-- Start of Recorded information --

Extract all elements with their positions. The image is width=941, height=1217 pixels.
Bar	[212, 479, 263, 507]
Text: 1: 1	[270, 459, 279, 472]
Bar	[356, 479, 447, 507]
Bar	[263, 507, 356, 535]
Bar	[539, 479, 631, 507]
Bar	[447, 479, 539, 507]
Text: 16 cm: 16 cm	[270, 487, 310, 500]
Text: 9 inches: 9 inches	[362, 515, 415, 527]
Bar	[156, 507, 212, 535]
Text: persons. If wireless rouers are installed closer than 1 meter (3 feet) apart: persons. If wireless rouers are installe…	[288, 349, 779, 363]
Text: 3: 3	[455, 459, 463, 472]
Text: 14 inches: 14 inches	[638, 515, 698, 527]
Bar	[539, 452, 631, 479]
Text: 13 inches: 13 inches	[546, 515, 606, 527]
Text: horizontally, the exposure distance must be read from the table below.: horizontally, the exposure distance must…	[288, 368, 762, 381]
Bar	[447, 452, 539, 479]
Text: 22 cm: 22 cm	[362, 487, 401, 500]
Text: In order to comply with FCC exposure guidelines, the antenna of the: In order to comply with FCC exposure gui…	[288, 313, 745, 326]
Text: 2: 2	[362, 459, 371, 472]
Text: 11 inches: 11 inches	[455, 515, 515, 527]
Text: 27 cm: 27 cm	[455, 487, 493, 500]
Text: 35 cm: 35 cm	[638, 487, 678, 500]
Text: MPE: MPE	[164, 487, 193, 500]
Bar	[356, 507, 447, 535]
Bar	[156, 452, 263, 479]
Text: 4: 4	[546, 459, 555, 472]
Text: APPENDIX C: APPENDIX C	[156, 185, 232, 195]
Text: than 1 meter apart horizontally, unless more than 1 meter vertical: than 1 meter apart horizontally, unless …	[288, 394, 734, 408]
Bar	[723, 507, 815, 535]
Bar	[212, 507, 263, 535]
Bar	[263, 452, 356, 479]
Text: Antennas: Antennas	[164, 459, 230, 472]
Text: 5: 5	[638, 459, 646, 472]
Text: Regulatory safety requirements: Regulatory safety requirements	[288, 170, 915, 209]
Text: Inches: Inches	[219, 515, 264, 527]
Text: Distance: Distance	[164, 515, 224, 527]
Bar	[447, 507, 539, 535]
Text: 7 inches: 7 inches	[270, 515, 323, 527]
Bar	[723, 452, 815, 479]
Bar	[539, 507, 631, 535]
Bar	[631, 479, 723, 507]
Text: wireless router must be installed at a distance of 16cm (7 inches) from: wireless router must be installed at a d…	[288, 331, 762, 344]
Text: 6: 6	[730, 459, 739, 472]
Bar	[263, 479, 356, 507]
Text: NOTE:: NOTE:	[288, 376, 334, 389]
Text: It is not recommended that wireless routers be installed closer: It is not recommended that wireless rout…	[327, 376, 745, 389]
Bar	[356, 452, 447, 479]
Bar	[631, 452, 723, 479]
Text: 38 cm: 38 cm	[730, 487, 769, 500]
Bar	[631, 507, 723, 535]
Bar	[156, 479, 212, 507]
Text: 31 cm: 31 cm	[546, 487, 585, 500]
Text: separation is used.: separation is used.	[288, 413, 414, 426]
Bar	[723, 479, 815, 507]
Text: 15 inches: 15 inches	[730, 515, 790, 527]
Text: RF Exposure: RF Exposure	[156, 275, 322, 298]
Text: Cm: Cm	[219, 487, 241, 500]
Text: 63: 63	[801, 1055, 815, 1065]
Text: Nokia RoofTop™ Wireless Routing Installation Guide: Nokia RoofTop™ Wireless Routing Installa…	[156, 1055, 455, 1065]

-- End of Recorded information --

- _Given exercise_: Can you extract all of the lines above and reproduce each one without any change?

- _Written answer_:
Extract all elements with their positions. The image is width=941, height=1217 pixels.
Bar	[212, 479, 263, 507]
Text: 1: 1	[270, 459, 279, 472]
Bar	[356, 479, 447, 507]
Bar	[263, 507, 356, 535]
Bar	[539, 479, 631, 507]
Bar	[447, 479, 539, 507]
Text: 16 cm: 16 cm	[270, 487, 310, 500]
Text: 9 inches: 9 inches	[362, 515, 415, 527]
Bar	[156, 507, 212, 535]
Text: persons. If wireless rouers are installed closer than 1 meter (3 feet) apart: persons. If wireless rouers are installe…	[288, 349, 779, 363]
Text: 3: 3	[455, 459, 463, 472]
Text: 14 inches: 14 inches	[638, 515, 698, 527]
Bar	[539, 452, 631, 479]
Text: 13 inches: 13 inches	[546, 515, 606, 527]
Text: horizontally, the exposure distance must be read from the table below.: horizontally, the exposure distance must…	[288, 368, 762, 381]
Bar	[447, 452, 539, 479]
Text: 22 cm: 22 cm	[362, 487, 401, 500]
Text: In order to comply with FCC exposure guidelines, the antenna of the: In order to comply with FCC exposure gui…	[288, 313, 745, 326]
Text: 2: 2	[362, 459, 371, 472]
Text: 11 inches: 11 inches	[455, 515, 515, 527]
Text: 27 cm: 27 cm	[455, 487, 493, 500]
Text: 35 cm: 35 cm	[638, 487, 678, 500]
Text: MPE: MPE	[164, 487, 193, 500]
Bar	[356, 507, 447, 535]
Bar	[156, 452, 263, 479]
Text: 4: 4	[546, 459, 555, 472]
Text: APPENDIX C: APPENDIX C	[156, 185, 232, 195]
Text: than 1 meter apart horizontally, unless more than 1 meter vertical: than 1 meter apart horizontally, unless …	[288, 394, 734, 408]
Bar	[723, 507, 815, 535]
Bar	[212, 507, 263, 535]
Bar	[263, 452, 356, 479]
Text: Antennas: Antennas	[164, 459, 230, 472]
Text: 5: 5	[638, 459, 646, 472]
Text: Regulatory safety requirements: Regulatory safety requirements	[288, 170, 915, 209]
Text: Inches: Inches	[219, 515, 264, 527]
Text: Distance: Distance	[164, 515, 224, 527]
Bar	[447, 507, 539, 535]
Text: 7 inches: 7 inches	[270, 515, 323, 527]
Bar	[723, 452, 815, 479]
Bar	[539, 507, 631, 535]
Bar	[631, 479, 723, 507]
Text: wireless router must be installed at a distance of 16cm (7 inches) from: wireless router must be installed at a d…	[288, 331, 762, 344]
Text: 6: 6	[730, 459, 739, 472]
Bar	[263, 479, 356, 507]
Text: NOTE:: NOTE:	[288, 376, 334, 389]
Text: It is not recommended that wireless routers be installed closer: It is not recommended that wireless rout…	[327, 376, 745, 389]
Bar	[356, 452, 447, 479]
Bar	[631, 452, 723, 479]
Text: 38 cm: 38 cm	[730, 487, 769, 500]
Bar	[631, 507, 723, 535]
Bar	[156, 479, 212, 507]
Text: 31 cm: 31 cm	[546, 487, 585, 500]
Text: separation is used.: separation is used.	[288, 413, 414, 426]
Bar	[723, 479, 815, 507]
Text: 15 inches: 15 inches	[730, 515, 790, 527]
Text: RF Exposure: RF Exposure	[156, 275, 322, 298]
Text: Cm: Cm	[219, 487, 241, 500]
Text: 63: 63	[801, 1055, 815, 1065]
Text: Nokia RoofTop™ Wireless Routing Installation Guide: Nokia RoofTop™ Wireless Routing Installa…	[156, 1055, 455, 1065]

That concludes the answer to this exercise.